WHAT IS BEING ASKED
Reproduce the material word for word; the images stay out.

STORED DATA
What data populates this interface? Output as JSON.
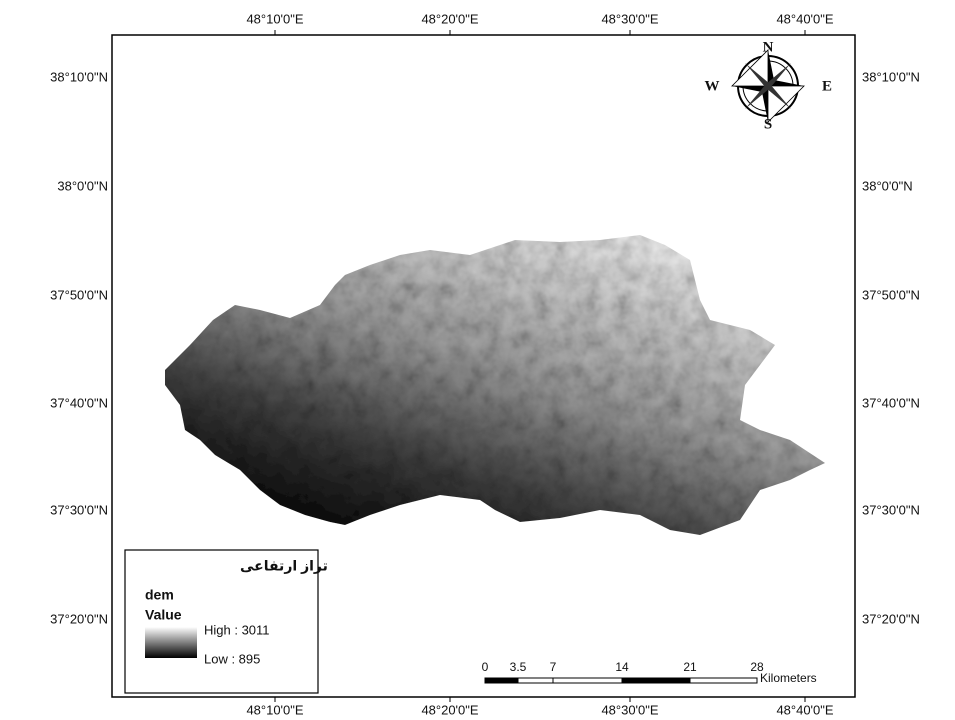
{
  "graticule": {
    "top": [
      "48°10'0\"E",
      "48°20'0\"E",
      "48°30'0\"E",
      "48°40'0\"E"
    ],
    "bottom": [
      "48°10'0\"E",
      "48°20'0\"E",
      "48°30'0\"E",
      "48°40'0\"E"
    ],
    "left": [
      "38°10'0\"N",
      "38°0'0\"N",
      "37°50'0\"N",
      "37°40'0\"N",
      "37°30'0\"N",
      "37°20'0\"N"
    ],
    "right": [
      "38°10'0\"N",
      "38°0'0\"N",
      "37°50'0\"N",
      "37°40'0\"N",
      "37°30'0\"N",
      "37°20'0\"N"
    ]
  },
  "north_arrow": {
    "n": "N",
    "s": "S",
    "e": "E",
    "w": "W"
  },
  "legend": {
    "title": "تراز ارتفاعی",
    "layer": "dem",
    "field": "Value",
    "high": "High : 3011",
    "low": "Low : 895"
  },
  "scale_bar": {
    "ticks": [
      "0",
      "3.5",
      "7",
      "14",
      "21",
      "28"
    ],
    "unit": "Kilometers"
  }
}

TASK ANSWER
What data populates this interface? Output as JSON.
{
  "graticule": {
    "top": [
      "48°10'0\"E",
      "48°20'0\"E",
      "48°30'0\"E",
      "48°40'0\"E"
    ],
    "bottom": [
      "48°10'0\"E",
      "48°20'0\"E",
      "48°30'0\"E",
      "48°40'0\"E"
    ],
    "left": [
      "38°10'0\"N",
      "38°0'0\"N",
      "37°50'0\"N",
      "37°40'0\"N",
      "37°30'0\"N",
      "37°20'0\"N"
    ],
    "right": [
      "38°10'0\"N",
      "38°0'0\"N",
      "37°50'0\"N",
      "37°40'0\"N",
      "37°30'0\"N",
      "37°20'0\"N"
    ]
  },
  "north_arrow": {
    "n": "N",
    "s": "S",
    "e": "E",
    "w": "W"
  },
  "legend": {
    "title": "تراز ارتفاعی",
    "layer": "dem",
    "field": "Value",
    "high": "High : 3011",
    "low": "Low : 895"
  },
  "scale_bar": {
    "ticks": [
      "0",
      "3.5",
      "7",
      "14",
      "21",
      "28"
    ],
    "unit": "Kilometers"
  }
}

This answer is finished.